- **Goal**
Collect each line holding the string "突变位于Exon".

──────── Recorded information

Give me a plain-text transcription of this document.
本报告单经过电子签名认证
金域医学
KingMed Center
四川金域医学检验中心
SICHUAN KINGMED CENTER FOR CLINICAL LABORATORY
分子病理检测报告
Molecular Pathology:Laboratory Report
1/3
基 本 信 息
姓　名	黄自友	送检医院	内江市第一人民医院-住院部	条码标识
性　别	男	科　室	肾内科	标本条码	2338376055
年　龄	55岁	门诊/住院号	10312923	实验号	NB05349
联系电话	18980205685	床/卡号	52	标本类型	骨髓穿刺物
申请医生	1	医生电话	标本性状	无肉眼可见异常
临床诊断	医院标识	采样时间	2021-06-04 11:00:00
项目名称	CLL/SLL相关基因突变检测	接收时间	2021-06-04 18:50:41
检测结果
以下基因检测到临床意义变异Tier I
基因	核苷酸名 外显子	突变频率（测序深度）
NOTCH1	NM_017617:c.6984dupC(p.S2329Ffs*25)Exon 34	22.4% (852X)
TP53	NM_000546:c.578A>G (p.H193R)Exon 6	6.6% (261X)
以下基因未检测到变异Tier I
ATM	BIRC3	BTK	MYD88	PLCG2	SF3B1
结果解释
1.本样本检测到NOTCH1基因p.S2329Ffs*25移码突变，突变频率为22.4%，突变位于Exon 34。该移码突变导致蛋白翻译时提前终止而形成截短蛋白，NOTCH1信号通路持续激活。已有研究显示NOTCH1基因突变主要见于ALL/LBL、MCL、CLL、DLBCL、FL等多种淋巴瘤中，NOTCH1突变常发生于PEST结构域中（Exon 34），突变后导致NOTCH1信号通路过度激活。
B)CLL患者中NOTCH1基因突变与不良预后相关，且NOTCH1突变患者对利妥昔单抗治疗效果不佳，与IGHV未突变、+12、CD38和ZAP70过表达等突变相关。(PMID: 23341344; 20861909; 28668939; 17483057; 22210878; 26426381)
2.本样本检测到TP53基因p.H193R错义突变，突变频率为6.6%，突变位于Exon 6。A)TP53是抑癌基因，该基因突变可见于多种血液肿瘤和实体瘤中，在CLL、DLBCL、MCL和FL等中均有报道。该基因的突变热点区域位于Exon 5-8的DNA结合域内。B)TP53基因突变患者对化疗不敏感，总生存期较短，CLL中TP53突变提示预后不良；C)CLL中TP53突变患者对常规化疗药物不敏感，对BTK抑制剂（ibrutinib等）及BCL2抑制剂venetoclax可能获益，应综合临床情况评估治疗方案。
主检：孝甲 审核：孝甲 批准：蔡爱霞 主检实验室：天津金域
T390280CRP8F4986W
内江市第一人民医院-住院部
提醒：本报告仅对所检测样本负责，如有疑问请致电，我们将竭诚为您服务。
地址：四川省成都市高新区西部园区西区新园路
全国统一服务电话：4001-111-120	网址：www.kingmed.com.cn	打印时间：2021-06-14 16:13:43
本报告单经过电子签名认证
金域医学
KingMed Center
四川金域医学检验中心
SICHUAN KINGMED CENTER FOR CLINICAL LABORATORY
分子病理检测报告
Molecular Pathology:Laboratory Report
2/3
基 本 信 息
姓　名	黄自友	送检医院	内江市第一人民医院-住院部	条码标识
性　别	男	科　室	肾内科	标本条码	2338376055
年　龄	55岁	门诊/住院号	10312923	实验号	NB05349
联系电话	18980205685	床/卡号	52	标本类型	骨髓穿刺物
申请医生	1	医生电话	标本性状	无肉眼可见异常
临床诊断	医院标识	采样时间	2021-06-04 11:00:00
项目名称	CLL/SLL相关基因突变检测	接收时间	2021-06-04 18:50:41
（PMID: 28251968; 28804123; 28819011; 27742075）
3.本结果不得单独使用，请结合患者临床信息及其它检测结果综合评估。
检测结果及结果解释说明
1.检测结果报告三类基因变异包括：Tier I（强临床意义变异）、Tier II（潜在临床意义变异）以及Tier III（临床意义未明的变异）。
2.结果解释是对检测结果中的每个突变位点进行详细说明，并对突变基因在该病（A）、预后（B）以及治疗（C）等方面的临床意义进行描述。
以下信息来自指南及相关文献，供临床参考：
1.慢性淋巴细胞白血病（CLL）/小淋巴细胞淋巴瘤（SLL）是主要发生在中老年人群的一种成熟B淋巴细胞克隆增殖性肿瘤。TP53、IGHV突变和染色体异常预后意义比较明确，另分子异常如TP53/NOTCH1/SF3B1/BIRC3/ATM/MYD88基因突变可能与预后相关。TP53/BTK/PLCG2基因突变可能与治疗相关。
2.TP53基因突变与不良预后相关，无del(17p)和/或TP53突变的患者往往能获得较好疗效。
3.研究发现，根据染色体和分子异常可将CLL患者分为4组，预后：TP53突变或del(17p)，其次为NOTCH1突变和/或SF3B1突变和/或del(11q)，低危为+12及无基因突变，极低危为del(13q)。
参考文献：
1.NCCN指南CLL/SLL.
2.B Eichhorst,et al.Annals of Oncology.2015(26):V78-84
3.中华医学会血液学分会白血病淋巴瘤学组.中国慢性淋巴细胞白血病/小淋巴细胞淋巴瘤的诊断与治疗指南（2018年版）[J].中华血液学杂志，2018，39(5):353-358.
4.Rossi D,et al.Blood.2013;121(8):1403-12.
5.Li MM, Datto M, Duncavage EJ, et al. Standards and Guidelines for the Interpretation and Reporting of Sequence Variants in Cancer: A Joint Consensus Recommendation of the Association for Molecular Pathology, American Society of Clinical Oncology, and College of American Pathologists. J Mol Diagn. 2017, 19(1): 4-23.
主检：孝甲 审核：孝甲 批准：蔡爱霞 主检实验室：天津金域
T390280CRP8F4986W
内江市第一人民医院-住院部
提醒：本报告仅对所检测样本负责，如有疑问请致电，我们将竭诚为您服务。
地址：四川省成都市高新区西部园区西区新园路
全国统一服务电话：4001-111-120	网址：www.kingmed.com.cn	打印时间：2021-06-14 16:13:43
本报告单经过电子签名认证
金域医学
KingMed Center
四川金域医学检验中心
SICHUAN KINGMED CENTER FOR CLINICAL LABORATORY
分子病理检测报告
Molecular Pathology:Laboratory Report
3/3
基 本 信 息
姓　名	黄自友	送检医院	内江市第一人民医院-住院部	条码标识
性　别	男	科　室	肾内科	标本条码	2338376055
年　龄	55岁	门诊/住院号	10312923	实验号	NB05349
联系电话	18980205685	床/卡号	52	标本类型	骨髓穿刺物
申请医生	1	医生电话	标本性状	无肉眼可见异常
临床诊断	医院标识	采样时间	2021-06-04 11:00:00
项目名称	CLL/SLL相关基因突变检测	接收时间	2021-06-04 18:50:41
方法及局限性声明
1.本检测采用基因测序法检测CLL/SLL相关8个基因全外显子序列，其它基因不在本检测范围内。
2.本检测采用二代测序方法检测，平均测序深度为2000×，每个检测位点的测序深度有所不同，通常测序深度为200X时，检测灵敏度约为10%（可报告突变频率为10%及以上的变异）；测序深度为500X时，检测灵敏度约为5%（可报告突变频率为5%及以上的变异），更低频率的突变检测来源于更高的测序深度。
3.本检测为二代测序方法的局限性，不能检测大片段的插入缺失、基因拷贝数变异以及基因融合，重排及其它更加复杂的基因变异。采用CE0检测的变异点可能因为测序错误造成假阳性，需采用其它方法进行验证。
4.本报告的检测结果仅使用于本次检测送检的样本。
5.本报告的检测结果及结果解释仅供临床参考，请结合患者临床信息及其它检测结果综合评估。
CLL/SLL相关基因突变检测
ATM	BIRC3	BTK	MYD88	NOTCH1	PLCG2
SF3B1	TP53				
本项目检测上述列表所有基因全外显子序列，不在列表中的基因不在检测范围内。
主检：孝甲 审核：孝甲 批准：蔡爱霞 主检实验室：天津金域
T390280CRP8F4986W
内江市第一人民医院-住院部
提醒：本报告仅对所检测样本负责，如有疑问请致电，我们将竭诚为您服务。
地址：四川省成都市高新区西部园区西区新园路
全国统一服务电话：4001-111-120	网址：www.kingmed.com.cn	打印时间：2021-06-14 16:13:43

────────────────

- **Result**
1.本样本检测到NOTCH1基因p.S2329Ffs*25移码突变，突变频率为22.4%，突变位于Exon 34。该移码突变导致蛋白翻译时提前终止而形成截短蛋白，NOTCH1信号通路持续激活。已有研究显示NOTCH1基因突变主要见于ALL/LBL、MCL、CLL、DLBCL、FL等多种淋巴瘤中，NOTCH1突变常发生于PEST结构域中（Exon 34），突变后导致NOTCH1信号通路过度激活。
2.本样本检测到TP53基因p.H193R错义突变，突变频率为6.6%，突变位于Exon 6。A)TP53是抑癌基因，该基因突变可见于多种血液肿瘤和实体瘤中，在CLL、DLBCL、MCL和FL等中均有报道。该基因的突变热点区域位于Exon 5-8的DNA结合域内。B)TP53基因突变患者对化疗不敏感，总生存期较短，CLL中TP53突变提示预后不良；C)CLL中TP53突变患者对常规化疗药物不敏感，对BTK抑制剂（ibrutinib等）及BCL2抑制剂venetoclax可能获益，应综合临床情况评估治疗方案。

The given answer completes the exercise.